EXERCISE DIRECTIONS: In the listing that follows, count each line where the word "Stitches" appears; write nothing but the count.

ENTRIES:
________________________________________
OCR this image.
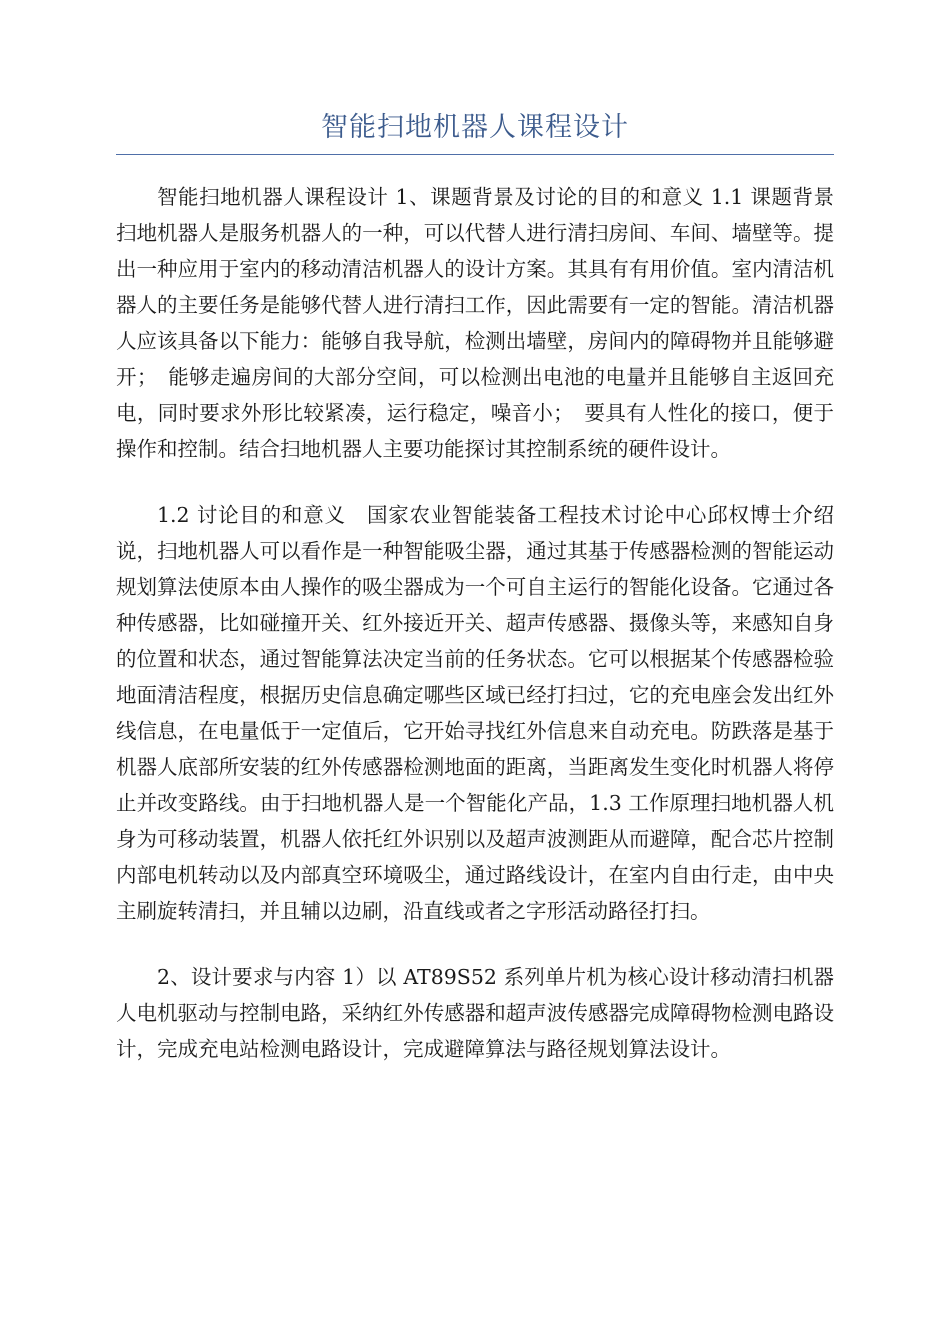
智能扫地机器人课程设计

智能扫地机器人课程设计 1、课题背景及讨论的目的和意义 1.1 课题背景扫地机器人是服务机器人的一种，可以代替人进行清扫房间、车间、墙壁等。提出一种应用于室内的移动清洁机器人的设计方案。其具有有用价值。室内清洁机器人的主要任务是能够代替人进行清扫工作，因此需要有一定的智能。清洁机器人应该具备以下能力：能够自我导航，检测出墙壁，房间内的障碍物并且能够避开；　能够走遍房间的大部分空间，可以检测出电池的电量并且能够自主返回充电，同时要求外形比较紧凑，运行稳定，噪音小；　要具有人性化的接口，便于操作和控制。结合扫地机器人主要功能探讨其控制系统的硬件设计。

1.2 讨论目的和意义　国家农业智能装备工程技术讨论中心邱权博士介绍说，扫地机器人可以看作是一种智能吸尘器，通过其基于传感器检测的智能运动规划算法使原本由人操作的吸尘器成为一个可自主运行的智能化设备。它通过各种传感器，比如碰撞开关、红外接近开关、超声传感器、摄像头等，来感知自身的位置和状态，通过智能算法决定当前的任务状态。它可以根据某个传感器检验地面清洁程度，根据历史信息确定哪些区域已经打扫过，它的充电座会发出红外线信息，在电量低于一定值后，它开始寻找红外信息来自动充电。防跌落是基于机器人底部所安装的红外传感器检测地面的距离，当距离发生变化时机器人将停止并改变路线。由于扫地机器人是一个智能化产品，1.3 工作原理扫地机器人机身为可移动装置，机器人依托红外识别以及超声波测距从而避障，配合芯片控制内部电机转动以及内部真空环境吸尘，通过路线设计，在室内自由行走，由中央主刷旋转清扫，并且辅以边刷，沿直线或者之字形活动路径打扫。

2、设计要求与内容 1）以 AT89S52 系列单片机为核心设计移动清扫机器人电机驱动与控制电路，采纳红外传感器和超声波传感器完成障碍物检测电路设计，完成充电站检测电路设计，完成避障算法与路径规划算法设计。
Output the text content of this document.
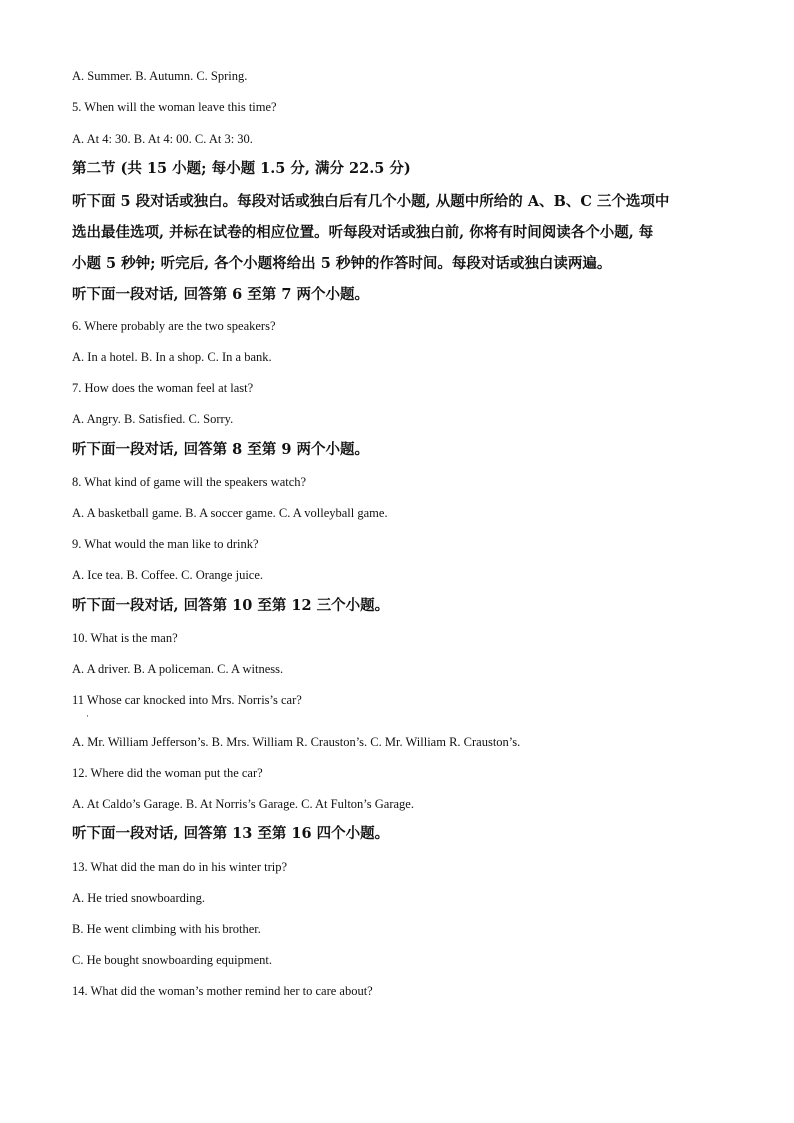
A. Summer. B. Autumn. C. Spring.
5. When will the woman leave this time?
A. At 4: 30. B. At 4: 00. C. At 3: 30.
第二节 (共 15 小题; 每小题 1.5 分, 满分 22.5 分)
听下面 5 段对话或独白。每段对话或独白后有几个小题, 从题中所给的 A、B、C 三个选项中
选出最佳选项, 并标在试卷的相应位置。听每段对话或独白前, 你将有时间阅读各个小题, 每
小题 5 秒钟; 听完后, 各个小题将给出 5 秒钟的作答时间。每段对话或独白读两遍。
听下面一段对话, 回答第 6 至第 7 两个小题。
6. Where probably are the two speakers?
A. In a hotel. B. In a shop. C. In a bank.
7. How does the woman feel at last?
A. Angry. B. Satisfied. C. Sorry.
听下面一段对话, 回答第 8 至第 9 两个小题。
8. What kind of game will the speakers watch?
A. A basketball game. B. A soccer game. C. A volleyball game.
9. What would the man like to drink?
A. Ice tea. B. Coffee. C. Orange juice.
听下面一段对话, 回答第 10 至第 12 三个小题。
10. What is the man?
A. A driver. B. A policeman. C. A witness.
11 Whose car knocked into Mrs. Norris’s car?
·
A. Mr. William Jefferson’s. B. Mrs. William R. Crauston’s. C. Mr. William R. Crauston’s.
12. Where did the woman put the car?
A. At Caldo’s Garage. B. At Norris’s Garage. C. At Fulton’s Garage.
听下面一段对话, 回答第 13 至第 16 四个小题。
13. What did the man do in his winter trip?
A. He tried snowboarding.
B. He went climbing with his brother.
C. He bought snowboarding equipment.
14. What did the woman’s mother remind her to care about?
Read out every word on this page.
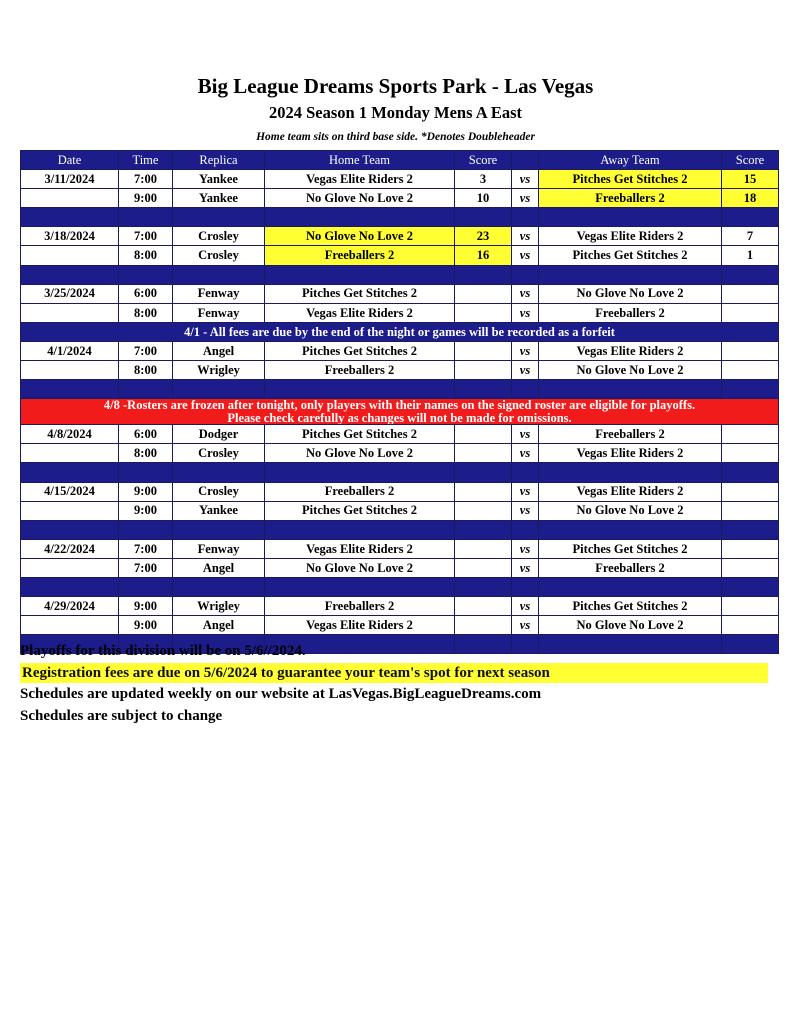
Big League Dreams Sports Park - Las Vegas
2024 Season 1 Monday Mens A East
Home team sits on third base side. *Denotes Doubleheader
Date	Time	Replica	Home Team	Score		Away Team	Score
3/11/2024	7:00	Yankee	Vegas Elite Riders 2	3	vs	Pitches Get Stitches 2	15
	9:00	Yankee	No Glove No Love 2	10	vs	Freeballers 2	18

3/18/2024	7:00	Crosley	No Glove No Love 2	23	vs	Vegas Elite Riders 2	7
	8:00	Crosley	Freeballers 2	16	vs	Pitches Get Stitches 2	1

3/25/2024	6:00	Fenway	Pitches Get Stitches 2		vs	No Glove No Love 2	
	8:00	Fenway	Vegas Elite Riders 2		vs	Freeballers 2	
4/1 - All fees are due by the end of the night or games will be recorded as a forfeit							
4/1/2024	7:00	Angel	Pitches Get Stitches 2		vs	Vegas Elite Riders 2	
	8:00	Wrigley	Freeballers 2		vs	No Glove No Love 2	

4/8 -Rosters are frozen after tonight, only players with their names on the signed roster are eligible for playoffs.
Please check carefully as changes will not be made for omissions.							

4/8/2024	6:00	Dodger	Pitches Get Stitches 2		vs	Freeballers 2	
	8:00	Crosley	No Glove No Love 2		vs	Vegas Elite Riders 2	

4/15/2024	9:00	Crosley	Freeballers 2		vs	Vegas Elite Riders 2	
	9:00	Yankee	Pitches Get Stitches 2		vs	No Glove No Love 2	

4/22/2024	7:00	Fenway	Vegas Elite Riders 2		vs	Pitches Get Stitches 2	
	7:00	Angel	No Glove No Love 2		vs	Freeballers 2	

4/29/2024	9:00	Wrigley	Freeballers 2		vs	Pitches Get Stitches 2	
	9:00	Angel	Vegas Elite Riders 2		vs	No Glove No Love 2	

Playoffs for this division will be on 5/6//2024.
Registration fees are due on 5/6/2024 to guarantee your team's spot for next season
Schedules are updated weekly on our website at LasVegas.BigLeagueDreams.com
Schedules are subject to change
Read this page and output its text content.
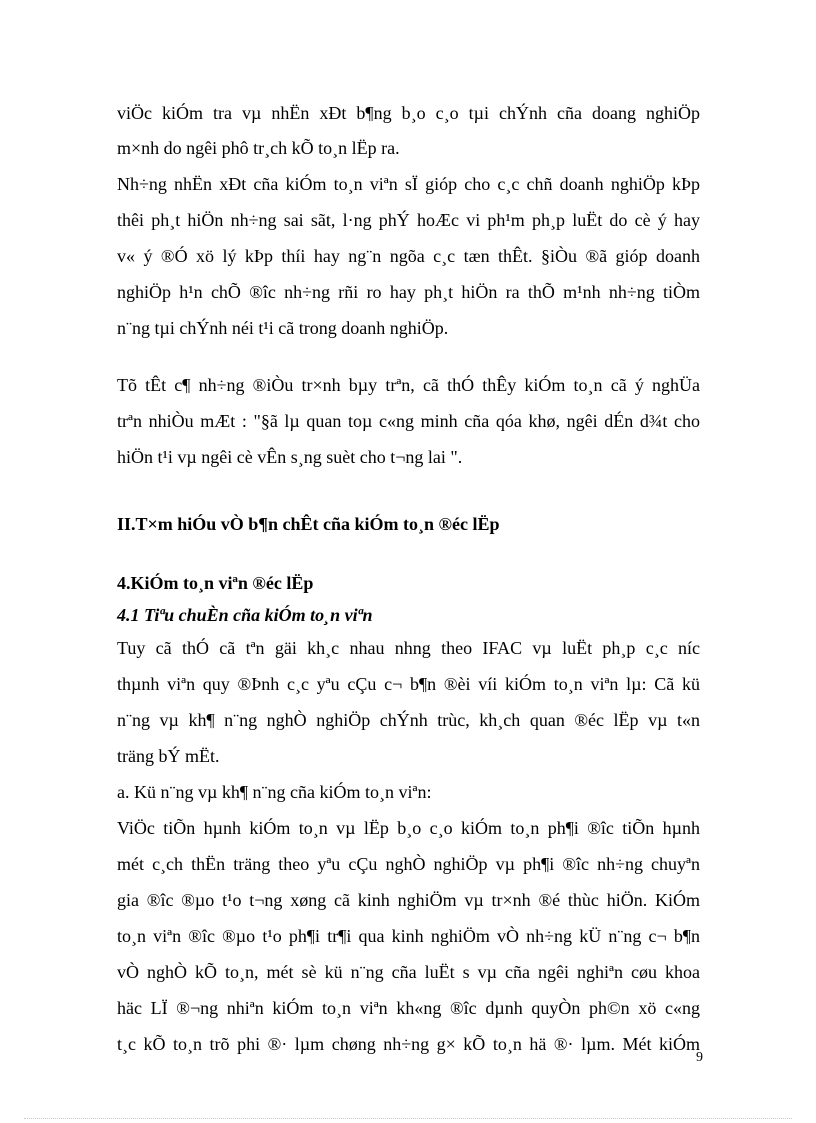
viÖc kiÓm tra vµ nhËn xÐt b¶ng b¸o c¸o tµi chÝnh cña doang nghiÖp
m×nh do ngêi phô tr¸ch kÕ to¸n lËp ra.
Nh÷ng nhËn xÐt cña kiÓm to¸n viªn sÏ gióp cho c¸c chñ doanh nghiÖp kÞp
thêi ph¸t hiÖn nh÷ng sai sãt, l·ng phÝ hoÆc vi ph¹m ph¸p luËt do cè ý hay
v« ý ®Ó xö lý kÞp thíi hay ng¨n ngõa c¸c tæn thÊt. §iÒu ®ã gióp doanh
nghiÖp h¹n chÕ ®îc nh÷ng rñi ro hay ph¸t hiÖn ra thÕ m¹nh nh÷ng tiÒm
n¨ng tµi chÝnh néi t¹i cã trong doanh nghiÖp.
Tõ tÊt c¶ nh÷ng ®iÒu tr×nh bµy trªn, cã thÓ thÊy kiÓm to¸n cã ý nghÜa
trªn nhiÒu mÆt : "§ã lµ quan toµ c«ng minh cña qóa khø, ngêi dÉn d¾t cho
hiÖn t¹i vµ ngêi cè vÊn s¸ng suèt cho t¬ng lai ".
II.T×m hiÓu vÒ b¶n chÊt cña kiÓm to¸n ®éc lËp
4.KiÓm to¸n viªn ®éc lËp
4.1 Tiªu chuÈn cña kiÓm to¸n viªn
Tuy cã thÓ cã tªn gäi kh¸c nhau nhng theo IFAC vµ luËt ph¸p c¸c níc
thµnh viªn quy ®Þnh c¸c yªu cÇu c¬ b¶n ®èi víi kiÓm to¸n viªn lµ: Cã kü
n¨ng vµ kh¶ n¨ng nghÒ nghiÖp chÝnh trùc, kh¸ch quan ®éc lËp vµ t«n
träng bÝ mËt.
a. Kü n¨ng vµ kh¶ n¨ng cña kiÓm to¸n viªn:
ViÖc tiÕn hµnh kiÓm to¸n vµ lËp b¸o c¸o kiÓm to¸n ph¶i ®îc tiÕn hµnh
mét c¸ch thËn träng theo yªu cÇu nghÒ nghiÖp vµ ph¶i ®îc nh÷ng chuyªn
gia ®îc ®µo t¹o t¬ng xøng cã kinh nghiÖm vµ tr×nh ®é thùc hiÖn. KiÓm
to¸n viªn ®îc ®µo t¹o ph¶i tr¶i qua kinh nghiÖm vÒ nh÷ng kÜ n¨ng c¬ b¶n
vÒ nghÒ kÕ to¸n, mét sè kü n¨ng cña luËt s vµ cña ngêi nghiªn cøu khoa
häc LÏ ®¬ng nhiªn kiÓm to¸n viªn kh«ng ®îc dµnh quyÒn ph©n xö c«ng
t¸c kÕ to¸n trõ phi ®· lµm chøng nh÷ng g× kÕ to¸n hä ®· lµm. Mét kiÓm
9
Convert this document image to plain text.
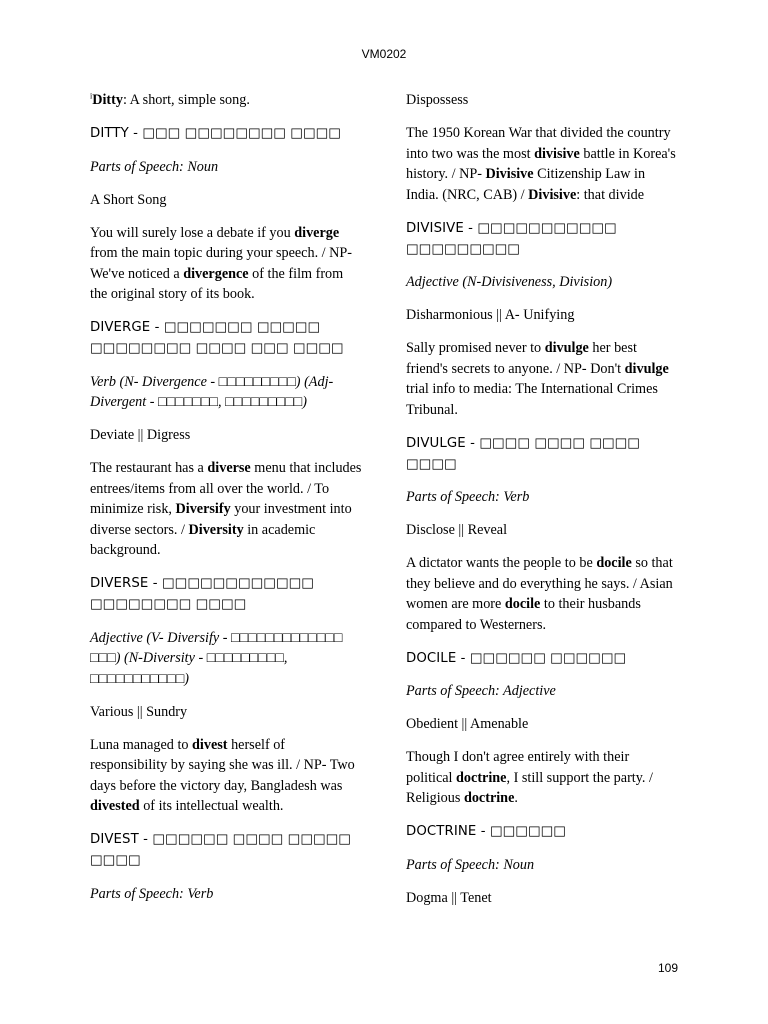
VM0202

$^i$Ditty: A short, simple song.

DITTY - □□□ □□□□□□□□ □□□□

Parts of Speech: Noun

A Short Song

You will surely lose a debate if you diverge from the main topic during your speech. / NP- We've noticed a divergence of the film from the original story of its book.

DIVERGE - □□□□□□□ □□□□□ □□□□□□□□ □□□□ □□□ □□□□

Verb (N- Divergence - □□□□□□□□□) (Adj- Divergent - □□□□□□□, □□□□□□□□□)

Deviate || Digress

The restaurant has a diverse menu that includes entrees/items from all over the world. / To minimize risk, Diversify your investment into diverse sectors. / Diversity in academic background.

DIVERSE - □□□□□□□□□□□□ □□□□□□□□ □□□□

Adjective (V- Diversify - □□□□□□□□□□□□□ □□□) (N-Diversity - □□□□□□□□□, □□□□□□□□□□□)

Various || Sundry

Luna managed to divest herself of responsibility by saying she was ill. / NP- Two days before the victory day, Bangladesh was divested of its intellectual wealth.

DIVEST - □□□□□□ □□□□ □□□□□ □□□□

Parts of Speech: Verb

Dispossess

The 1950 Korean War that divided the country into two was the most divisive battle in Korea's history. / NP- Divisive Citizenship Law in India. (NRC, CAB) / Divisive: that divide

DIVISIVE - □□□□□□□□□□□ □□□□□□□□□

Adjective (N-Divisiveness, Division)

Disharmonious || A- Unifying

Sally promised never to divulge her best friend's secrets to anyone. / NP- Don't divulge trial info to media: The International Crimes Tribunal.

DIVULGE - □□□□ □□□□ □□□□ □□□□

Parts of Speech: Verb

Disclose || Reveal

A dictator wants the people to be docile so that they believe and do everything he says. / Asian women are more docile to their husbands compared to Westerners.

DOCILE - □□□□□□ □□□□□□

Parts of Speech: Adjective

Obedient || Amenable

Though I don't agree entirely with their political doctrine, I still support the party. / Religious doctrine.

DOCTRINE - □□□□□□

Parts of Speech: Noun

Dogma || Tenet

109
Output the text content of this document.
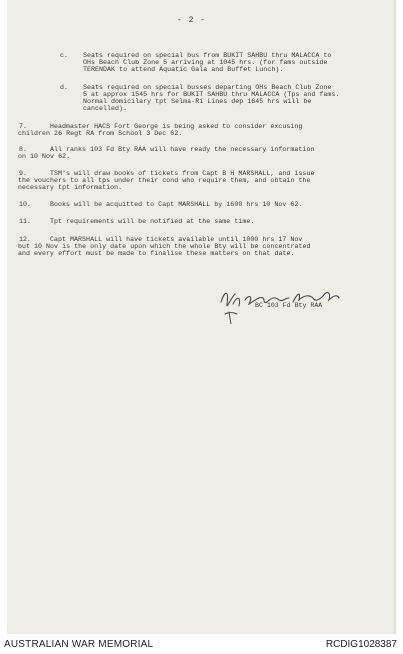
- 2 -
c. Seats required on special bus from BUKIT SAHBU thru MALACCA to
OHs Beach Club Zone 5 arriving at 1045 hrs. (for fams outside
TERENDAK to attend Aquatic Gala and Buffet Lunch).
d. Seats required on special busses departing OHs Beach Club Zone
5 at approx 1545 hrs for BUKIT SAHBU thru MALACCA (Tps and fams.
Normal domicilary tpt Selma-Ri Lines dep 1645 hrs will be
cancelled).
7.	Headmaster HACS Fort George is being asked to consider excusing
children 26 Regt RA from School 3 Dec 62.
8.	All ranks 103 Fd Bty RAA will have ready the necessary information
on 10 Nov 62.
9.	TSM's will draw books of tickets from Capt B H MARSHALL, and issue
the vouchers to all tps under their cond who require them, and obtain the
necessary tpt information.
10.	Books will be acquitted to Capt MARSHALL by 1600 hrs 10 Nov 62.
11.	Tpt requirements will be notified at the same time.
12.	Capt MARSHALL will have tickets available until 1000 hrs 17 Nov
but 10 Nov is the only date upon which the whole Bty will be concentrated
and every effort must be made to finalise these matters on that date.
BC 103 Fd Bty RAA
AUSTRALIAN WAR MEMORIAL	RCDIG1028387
________________________________________
TASK RESULT: 8